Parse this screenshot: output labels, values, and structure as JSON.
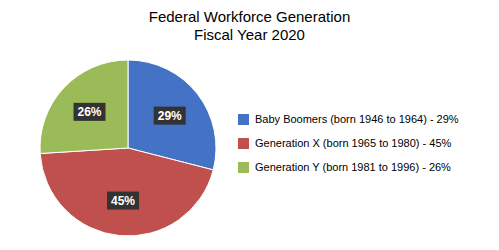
{
  "chart_data": {
    "type": "pie",
    "title": "Federal Workforce Generation\nFiscal Year 2020",
    "categories": [
      "Baby Boomers (born 1946 to 1964) - 29%",
      "Generation X (born 1965 to 1980) - 45%",
      "Generation Y (born 1981 to 1996) - 26%"
    ],
    "values": [
      29,
      45,
      26
    ],
    "value_labels": [
      "29%",
      "45%",
      "26%"
    ],
    "data_labels": true,
    "colors": [
      "#4472C4",
      "#C0504D",
      "#9BBB59"
    ],
    "legend": "right"
  }
}
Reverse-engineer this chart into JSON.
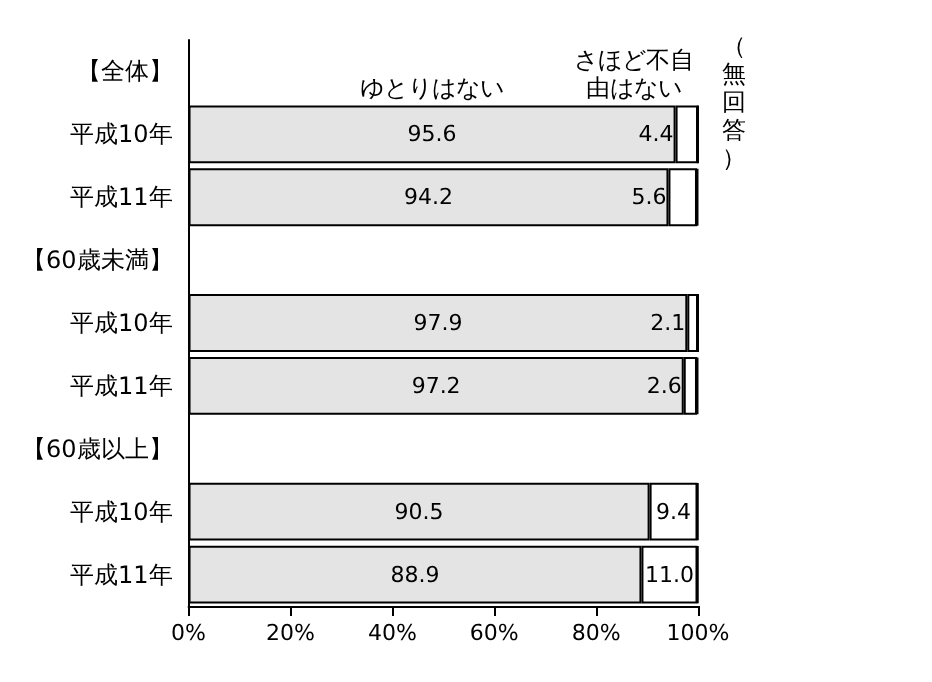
{
  "chart_data": {
    "type": "bar",
    "orientation": "horizontal",
    "stacked": true,
    "categories": [
      "【全体】",
      "平成10年",
      "平成11年",
      "【60歳未満】",
      "平成10年",
      "平成11年",
      "【60歳以上】",
      "平成10年",
      "平成11年"
    ],
    "series": [
      {
        "name": "ゆとりはない",
        "color": "#e4e4e4",
        "values": [
          null,
          95.6,
          94.2,
          null,
          97.9,
          97.2,
          null,
          90.5,
          88.9
        ],
        "value_labels": [
          null,
          "95.6",
          "94.2",
          null,
          "97.9",
          "97.2",
          null,
          "90.5",
          "88.9"
        ]
      },
      {
        "name": "さほど不自由はない",
        "color": "#ffffff",
        "values": [
          null,
          4.4,
          5.6,
          null,
          2.1,
          2.6,
          null,
          9.4,
          11.0
        ],
        "value_labels": [
          null,
          "4.4",
          "5.6",
          null,
          "2.1",
          "2.6",
          null,
          "9.4",
          "11.0"
        ]
      },
      {
        "name": "（無回答）",
        "color": "#000000",
        "values": [
          null,
          0,
          0.2,
          null,
          0,
          0.2,
          null,
          0.1,
          0.1
        ]
      }
    ],
    "xlim": [
      0,
      100
    ],
    "xticks": [
      {
        "value": 0,
        "label": "0%"
      },
      {
        "value": 20,
        "label": "20%"
      },
      {
        "value": 40,
        "label": "40%"
      },
      {
        "value": 60,
        "label": "60%"
      },
      {
        "value": 80,
        "label": "80%"
      },
      {
        "value": 100,
        "label": "100%"
      }
    ],
    "grid": false,
    "legend": false
  }
}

******************************

Restate the whole listing above exactly, please, omitting every image.

→ **Answer to the task**:
Parse this screenshot: output labels, values, and structure as JSON.
{
  "chart_data": {
    "type": "pie",
    "title": "Federal Workforce Generation\nFiscal Year 2020",
    "categories": [
      "Baby Boomers (born 1946 to 1964) - 29%",
      "Generation X (born 1965 to 1980) - 45%",
      "Generation Y (born 1981 to 1996) - 26%"
    ],
    "values": [
      29,
      45,
      26
    ],
    "value_labels": [
      "29%",
      "45%",
      "26%"
    ],
    "data_labels": true,
    "colors": [
      "#4472C4",
      "#C0504D",
      "#9BBB59"
    ],
    "legend": "right"
  }
}
Reverse-engineer this chart into JSON.
{
  "chart_data": {
    "type": "bar",
    "orientation": "horizontal",
    "stacked": true,
    "categories": [
      "【全体】",
      "平成10年",
      "平成11年",
      "【60歳未満】",
      "平成10年",
      "平成11年",
      "【60歳以上】",
      "平成10年",
      "平成11年"
    ],
    "series": [
      {
        "name": "ゆとりはない",
        "color": "#e4e4e4",
        "values": [
          null,
          95.6,
          94.2,
          null,
          97.9,
          97.2,
          null,
          90.5,
          88.9
        ],
        "value_labels": [
          null,
          "95.6",
          "94.2",
          null,
          "97.9",
          "97.2",
          null,
          "90.5",
          "88.9"
        ]
      },
      {
        "name": "さほど不自由はない",
        "color": "#ffffff",
        "values": [
          null,
          4.4,
          5.6,
          null,
          2.1,
          2.6,
          null,
          9.4,
          11.0
        ],
        "value_labels": [
          null,
          "4.4",
          "5.6",
          null,
          "2.1",
          "2.6",
          null,
          "9.4",
          "11.0"
        ]
      },
      {
        "name": "（無回答）",
        "color": "#000000",
        "values": [
          null,
          0,
          0.2,
          null,
          0,
          0.2,
          null,
          0.1,
          0.1
        ]
      }
    ],
    "xlim": [
      0,
      100
    ],
    "xticks": [
      {
        "value": 0,
        "label": "0%"
      },
      {
        "value": 20,
        "label": "20%"
      },
      {
        "value": 40,
        "label": "40%"
      },
      {
        "value": 60,
        "label": "60%"
      },
      {
        "value": 80,
        "label": "80%"
      },
      {
        "value": 100,
        "label": "100%"
      }
    ],
    "grid": false,
    "legend": false
  }
}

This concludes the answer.